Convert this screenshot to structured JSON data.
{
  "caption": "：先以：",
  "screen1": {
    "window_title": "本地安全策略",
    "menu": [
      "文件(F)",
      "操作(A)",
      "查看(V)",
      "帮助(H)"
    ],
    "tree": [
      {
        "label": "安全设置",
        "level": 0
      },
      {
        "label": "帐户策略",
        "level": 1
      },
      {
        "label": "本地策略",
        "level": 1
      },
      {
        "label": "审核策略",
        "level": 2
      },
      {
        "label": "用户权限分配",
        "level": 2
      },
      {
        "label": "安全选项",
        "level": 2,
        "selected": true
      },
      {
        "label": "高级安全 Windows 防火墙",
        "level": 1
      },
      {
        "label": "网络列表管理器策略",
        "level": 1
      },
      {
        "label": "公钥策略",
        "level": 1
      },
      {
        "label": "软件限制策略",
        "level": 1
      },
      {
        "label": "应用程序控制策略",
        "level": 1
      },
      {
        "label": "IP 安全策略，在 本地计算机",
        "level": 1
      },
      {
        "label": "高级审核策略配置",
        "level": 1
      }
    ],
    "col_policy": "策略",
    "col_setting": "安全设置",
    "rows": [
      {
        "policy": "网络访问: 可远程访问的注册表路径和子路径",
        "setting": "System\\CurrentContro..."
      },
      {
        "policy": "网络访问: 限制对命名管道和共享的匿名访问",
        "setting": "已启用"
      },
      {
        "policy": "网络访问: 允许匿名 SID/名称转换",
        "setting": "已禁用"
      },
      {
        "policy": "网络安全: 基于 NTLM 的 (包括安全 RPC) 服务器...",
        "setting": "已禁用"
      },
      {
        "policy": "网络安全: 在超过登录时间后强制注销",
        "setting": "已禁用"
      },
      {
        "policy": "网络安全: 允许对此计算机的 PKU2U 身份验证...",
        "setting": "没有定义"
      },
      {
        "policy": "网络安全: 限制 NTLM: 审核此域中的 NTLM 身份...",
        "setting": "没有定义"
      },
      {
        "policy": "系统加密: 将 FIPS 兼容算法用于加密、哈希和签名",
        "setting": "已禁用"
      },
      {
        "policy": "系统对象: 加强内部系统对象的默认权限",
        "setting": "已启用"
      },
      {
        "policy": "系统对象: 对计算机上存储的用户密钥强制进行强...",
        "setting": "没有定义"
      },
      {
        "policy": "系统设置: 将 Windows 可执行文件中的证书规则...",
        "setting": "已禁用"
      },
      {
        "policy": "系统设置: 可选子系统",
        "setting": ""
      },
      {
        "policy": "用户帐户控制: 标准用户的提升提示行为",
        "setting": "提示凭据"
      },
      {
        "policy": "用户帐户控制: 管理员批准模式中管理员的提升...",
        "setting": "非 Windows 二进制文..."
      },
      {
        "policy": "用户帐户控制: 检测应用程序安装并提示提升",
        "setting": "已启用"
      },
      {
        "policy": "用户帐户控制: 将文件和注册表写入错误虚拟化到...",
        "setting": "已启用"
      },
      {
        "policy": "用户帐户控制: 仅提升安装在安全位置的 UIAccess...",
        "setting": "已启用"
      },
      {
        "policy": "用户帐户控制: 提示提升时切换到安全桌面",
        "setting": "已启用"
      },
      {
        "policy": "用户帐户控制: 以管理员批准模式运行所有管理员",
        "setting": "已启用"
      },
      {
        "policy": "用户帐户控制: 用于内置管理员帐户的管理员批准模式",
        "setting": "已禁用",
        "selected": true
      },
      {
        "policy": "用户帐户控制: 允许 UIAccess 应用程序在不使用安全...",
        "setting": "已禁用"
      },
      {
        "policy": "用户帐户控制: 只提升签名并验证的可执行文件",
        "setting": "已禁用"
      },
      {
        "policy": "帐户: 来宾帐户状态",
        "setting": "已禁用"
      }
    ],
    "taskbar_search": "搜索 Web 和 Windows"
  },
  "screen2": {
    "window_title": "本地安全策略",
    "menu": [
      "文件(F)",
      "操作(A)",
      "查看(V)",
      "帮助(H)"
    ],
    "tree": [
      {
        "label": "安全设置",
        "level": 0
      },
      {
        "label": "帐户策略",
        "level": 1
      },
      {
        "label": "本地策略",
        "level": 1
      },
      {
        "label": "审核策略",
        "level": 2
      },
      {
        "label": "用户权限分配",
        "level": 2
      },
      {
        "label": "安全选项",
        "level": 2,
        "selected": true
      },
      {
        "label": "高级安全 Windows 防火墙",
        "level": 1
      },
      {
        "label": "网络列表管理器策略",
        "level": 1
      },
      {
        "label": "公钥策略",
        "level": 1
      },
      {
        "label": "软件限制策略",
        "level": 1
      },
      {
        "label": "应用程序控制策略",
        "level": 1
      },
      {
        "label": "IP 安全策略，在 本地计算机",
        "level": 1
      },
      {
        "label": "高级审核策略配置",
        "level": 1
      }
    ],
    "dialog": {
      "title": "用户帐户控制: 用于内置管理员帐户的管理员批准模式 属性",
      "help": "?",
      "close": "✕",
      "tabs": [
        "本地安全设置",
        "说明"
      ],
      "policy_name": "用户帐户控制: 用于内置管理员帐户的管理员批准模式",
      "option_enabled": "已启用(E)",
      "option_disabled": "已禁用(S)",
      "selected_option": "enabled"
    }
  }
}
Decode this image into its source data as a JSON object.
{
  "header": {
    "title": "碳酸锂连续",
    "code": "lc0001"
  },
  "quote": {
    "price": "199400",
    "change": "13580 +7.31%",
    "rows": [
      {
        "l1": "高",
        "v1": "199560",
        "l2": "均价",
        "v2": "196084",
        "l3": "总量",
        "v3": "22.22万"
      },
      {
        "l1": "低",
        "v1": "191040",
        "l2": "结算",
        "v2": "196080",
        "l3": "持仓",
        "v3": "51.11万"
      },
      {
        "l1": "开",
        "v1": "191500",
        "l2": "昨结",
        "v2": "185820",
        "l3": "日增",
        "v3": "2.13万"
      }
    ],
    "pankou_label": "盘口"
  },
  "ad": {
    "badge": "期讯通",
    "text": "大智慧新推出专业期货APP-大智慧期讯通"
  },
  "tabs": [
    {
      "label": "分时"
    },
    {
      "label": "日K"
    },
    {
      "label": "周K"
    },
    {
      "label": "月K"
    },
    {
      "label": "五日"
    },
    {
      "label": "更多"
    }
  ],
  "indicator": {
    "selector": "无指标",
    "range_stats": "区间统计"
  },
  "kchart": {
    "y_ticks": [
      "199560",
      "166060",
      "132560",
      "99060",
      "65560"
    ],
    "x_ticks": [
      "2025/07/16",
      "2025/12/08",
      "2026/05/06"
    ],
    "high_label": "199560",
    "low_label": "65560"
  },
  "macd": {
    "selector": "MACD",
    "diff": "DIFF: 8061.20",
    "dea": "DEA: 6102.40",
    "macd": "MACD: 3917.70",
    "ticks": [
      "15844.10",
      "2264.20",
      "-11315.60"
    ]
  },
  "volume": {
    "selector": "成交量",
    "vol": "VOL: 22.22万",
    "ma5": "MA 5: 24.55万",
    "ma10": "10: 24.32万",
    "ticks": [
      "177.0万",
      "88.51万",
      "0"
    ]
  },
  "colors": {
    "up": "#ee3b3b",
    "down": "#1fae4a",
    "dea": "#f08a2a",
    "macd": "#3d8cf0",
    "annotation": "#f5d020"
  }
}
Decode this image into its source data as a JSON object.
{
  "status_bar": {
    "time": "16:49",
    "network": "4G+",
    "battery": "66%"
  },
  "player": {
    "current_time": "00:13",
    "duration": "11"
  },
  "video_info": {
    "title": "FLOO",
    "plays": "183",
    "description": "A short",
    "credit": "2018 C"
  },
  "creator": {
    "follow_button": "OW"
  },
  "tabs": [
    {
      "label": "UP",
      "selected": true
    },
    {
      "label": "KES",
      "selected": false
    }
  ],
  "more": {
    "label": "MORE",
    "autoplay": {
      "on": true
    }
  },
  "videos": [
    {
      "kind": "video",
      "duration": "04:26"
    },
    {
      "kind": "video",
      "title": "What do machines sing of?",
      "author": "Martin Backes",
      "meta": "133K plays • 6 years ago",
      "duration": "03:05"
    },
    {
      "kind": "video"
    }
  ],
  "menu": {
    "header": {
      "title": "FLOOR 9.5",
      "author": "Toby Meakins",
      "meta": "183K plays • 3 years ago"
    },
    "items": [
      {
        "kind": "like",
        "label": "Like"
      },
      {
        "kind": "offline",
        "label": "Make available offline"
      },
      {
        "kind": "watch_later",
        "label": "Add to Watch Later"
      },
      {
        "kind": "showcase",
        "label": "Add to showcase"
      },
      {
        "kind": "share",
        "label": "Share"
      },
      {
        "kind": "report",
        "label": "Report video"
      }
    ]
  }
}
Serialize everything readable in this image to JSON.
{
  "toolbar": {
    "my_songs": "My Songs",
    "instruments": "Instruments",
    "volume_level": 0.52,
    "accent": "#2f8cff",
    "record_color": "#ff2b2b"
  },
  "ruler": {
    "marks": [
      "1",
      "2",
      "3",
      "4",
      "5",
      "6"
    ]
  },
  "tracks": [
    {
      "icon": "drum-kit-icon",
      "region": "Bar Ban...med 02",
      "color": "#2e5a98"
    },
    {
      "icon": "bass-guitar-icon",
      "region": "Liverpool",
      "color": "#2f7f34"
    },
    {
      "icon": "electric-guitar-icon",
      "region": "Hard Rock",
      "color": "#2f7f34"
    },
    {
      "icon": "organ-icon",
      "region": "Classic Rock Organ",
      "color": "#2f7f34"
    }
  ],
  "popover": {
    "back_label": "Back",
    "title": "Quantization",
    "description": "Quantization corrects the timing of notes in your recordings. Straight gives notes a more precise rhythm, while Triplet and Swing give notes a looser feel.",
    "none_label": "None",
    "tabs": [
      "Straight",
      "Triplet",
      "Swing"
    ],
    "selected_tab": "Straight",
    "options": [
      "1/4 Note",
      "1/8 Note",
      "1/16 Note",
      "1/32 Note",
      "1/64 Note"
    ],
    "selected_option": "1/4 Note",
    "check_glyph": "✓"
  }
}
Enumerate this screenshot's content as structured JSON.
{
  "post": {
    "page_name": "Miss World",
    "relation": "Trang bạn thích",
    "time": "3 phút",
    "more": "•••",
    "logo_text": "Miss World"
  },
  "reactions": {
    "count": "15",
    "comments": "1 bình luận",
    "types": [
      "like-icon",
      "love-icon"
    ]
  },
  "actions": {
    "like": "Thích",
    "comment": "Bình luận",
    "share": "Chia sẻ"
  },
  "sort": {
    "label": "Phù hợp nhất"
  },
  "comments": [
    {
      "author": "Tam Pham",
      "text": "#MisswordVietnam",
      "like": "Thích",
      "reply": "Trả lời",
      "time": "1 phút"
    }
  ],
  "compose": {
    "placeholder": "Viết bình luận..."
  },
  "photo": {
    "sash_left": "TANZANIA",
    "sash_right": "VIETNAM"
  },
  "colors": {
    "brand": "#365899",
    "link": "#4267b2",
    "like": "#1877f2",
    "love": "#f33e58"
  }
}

● **Job**
Return the lines beginning at the one that contains "Enumerate this screenshot's" and continuing through the last line of the data, exactly as they stand and without any others.

● **Solution**
Enumerate this screenshot's content as structured JSON.
{
  "post": {
    "page_name": "Miss World",
    "relation": "Trang bạn thích",
    "time": "3 phút",
    "more": "•••",
    "logo_text": "Miss World"
  },
  "reactions": {
    "count": "15",
    "comments": "1 bình luận",
    "types": [
      "like-icon",
      "love-icon"
    ]
  },
  "actions": {
    "like": "Thích",
    "comment": "Bình luận",
    "share": "Chia sẻ"
  },
  "sort": {
    "label": "Phù hợp nhất"
  },
  "comments": [
    {
      "author": "Tam Pham",
      "text": "#MisswordVietnam",
      "like": "Thích",
      "reply": "Trả lời",
      "time": "1 phút"
    }
  ],
  "compose": {
    "placeholder": "Viết bình luận..."
  },
  "photo": {
    "sash_left": "TANZANIA",
    "sash_right": "VIETNAM"
  },
  "colors": {
    "brand": "#365899",
    "link": "#4267b2",
    "like": "#1877f2",
    "love": "#f33e58"
  }
}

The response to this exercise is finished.